▸ Given request
Determine which lines contain the word "Administered", then copy those lines.
══ Excerpted records ══
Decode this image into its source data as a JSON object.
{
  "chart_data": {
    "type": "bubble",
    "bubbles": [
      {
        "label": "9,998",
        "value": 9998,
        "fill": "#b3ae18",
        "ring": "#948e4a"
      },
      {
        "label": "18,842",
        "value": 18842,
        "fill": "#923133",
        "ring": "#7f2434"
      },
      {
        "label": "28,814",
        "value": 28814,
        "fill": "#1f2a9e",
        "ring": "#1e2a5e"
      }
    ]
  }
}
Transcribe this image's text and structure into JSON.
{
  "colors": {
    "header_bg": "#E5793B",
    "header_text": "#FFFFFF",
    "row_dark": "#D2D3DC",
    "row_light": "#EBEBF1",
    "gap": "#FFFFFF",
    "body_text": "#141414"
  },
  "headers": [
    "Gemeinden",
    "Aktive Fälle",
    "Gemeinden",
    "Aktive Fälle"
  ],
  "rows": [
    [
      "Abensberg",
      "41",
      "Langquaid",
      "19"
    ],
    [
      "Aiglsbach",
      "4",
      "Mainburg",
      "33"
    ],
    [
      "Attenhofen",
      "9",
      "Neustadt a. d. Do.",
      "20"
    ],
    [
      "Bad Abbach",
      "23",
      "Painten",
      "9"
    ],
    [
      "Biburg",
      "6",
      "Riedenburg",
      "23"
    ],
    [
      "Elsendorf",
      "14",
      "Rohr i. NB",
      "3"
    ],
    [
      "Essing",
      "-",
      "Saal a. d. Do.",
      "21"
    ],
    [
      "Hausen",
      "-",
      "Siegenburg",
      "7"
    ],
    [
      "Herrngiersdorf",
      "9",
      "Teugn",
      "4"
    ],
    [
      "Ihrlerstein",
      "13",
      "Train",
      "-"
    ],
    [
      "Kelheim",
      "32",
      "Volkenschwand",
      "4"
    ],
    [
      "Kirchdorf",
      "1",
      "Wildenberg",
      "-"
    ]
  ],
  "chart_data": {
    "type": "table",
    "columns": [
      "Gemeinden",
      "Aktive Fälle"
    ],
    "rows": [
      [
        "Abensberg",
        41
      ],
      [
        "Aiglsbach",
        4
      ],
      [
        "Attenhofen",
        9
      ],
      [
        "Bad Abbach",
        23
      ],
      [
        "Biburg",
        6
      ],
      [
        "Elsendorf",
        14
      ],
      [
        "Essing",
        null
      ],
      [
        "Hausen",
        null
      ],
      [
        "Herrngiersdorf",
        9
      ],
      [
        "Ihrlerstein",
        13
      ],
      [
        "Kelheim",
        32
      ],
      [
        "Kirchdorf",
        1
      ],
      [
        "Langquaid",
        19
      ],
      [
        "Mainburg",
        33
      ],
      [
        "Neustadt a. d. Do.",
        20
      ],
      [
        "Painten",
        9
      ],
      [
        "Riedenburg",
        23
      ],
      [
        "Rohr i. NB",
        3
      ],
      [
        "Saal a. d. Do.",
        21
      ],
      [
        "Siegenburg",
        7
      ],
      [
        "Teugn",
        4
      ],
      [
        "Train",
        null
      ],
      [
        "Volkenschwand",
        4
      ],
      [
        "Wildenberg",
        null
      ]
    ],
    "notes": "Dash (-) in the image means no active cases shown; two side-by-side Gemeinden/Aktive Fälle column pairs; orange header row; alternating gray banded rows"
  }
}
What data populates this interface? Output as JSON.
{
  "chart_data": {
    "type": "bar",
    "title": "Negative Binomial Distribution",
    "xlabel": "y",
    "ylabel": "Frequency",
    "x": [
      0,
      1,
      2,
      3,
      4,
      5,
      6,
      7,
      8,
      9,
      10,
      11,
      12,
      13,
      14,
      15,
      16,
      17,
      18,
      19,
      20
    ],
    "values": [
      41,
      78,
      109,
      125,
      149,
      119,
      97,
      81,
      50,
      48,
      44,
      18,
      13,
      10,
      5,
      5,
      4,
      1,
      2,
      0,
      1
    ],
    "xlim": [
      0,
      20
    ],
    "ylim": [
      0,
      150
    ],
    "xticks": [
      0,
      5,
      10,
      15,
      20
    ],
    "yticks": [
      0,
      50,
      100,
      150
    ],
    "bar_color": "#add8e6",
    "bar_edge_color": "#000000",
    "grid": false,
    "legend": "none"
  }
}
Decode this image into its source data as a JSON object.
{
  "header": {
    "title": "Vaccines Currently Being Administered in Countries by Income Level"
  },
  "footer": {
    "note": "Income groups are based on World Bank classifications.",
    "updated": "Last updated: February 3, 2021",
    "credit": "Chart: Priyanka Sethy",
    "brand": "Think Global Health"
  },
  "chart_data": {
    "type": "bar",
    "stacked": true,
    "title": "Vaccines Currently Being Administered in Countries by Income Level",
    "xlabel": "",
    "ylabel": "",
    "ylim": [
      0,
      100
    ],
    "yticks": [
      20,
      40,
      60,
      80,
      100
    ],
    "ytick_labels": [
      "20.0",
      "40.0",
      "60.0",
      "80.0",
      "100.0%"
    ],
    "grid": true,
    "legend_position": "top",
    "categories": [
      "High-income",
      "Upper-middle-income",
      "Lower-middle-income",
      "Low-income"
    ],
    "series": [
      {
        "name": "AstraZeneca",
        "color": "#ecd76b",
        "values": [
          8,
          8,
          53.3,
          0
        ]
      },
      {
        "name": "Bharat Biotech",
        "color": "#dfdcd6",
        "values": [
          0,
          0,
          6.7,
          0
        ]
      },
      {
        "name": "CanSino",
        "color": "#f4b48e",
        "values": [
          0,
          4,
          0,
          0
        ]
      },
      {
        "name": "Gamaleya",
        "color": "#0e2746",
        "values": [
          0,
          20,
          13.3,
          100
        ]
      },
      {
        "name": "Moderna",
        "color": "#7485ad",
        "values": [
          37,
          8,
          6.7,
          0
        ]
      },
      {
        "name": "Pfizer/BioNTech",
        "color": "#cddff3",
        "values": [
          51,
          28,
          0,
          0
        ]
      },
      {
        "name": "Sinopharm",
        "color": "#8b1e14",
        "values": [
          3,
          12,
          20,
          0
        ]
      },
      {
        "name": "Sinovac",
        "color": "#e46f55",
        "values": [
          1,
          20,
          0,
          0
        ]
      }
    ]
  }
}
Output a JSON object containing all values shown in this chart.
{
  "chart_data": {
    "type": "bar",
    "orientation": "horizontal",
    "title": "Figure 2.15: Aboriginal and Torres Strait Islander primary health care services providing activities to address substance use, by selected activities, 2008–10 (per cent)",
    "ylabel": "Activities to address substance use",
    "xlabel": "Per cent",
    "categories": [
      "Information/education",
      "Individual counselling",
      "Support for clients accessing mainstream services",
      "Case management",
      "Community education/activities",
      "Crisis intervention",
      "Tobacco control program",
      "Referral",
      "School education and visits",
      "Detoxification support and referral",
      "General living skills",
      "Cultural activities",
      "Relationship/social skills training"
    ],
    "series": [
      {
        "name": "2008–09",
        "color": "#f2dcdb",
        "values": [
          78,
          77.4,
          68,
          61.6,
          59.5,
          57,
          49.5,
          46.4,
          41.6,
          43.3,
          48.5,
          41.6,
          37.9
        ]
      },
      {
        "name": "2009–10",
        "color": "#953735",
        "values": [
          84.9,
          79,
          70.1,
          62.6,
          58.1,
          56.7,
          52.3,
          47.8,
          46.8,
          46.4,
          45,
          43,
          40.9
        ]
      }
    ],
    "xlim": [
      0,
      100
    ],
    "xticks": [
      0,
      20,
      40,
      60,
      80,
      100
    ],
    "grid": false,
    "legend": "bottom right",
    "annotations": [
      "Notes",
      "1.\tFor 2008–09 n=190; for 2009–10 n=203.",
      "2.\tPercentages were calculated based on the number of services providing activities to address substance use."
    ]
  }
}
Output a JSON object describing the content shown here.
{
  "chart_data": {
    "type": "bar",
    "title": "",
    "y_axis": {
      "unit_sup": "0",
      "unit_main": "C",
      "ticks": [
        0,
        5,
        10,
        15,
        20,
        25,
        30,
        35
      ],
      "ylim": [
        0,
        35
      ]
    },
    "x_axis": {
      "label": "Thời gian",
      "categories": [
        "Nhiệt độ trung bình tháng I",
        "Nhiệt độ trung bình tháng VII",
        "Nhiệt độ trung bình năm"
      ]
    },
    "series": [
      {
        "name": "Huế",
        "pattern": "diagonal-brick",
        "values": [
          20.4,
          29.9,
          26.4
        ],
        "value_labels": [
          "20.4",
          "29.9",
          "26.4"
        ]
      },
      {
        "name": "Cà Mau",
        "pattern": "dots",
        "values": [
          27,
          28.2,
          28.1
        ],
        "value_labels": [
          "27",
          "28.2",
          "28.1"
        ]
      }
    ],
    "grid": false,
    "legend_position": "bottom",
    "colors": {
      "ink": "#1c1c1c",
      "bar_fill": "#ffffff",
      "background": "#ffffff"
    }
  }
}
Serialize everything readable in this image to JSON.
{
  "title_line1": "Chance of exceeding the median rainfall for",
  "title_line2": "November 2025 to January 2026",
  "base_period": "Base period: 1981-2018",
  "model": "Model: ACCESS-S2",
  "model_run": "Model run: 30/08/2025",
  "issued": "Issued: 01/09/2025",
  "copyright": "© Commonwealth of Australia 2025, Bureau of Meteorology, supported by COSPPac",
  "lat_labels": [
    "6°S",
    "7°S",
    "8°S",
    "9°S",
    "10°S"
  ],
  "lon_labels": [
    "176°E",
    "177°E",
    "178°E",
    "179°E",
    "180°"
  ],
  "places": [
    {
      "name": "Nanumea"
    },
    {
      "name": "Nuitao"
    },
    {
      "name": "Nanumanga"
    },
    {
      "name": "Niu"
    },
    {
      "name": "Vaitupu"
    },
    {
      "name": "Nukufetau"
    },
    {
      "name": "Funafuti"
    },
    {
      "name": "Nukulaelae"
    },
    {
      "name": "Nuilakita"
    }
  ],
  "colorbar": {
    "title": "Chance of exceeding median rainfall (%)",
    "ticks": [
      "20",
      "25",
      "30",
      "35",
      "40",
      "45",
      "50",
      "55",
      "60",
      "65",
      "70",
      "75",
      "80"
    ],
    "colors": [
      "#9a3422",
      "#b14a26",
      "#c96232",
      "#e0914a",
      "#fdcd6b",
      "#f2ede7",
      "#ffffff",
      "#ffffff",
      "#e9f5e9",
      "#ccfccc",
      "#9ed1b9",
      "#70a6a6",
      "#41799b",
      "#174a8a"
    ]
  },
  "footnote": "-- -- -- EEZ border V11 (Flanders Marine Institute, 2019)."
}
═══
▸ Expected answer
    "title": "Vaccines Currently Being Administered in Countries by Income Level"
    "title": "Vaccines Currently Being Administered in Countries by Income Level",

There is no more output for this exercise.